**Objective:** In the entries below, find the lines that contain the word "omfattning" and copy them.

─── Materials provided

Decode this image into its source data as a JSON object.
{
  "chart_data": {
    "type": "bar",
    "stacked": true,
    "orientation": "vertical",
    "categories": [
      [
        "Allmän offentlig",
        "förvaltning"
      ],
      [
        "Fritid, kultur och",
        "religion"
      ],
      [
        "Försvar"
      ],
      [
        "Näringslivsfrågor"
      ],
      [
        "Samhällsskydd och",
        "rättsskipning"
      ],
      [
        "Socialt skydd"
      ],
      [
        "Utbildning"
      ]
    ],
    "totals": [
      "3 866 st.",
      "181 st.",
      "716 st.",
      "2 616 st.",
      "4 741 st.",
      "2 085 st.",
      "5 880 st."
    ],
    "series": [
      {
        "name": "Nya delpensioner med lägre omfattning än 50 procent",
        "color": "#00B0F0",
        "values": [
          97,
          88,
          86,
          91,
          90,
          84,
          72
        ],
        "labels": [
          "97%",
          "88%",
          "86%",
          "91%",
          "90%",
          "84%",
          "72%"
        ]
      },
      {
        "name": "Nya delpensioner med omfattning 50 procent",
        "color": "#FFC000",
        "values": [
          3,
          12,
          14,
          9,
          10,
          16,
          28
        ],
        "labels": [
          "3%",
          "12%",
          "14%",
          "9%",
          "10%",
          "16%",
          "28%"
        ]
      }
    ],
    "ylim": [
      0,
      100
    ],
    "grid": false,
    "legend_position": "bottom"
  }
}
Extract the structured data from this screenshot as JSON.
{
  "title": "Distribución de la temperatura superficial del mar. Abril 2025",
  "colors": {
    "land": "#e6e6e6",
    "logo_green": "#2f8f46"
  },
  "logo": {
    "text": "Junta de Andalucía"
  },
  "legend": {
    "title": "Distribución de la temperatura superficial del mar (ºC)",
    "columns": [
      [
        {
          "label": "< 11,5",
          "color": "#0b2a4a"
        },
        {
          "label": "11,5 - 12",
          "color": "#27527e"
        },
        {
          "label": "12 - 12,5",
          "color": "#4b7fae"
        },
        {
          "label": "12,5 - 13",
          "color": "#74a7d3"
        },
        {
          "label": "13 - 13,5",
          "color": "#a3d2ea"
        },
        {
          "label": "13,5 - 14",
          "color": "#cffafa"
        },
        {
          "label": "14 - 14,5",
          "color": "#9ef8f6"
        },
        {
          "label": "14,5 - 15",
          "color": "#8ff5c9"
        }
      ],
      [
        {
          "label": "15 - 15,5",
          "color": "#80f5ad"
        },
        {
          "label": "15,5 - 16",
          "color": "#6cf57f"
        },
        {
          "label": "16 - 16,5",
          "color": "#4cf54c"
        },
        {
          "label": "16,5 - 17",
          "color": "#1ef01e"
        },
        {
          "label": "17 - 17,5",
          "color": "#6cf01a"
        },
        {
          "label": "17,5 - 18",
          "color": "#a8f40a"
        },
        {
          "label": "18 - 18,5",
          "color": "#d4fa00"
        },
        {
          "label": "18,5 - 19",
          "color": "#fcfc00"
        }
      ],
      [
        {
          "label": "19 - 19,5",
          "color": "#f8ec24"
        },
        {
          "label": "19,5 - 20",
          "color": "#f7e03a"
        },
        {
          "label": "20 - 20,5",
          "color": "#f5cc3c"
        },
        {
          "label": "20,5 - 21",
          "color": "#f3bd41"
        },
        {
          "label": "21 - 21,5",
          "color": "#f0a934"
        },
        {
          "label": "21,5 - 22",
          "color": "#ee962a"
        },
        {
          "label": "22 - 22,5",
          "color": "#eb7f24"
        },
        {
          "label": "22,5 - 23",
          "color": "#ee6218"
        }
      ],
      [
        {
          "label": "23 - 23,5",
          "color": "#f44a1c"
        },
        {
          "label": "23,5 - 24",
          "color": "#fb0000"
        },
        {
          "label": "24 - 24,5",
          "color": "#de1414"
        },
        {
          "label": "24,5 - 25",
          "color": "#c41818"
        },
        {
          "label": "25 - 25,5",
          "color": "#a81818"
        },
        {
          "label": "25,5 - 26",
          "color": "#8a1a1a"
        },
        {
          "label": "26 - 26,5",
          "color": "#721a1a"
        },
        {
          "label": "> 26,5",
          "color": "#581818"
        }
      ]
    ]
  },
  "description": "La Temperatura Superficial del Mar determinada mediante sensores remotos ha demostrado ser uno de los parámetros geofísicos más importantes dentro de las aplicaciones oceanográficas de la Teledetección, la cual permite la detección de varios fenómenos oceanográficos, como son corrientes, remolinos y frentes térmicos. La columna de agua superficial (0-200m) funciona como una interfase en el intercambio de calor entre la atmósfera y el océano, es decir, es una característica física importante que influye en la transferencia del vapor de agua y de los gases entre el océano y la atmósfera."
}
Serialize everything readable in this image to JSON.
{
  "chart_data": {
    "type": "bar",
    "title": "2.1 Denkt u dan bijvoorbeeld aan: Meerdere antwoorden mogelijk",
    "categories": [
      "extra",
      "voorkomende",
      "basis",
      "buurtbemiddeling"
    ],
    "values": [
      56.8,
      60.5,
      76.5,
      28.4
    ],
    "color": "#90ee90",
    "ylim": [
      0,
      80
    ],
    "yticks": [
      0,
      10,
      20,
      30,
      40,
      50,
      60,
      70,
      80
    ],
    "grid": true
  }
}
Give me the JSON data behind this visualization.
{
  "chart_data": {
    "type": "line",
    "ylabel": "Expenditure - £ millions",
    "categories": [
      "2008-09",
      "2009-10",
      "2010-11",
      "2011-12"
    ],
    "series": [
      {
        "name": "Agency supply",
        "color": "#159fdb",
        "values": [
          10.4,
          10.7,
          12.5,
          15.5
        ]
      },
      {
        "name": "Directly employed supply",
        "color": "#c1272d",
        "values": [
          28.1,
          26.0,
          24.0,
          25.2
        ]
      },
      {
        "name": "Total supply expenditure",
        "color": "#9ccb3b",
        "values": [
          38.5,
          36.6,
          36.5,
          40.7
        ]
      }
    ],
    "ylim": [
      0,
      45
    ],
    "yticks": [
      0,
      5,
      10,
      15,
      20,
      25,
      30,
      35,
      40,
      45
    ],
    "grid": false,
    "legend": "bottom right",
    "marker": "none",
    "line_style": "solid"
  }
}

──────

**Solution for this exercise:**
        "name": "Nya delpensioner med lägre omfattning än 50 procent",
        "name": "Nya delpensioner med omfattning 50 procent",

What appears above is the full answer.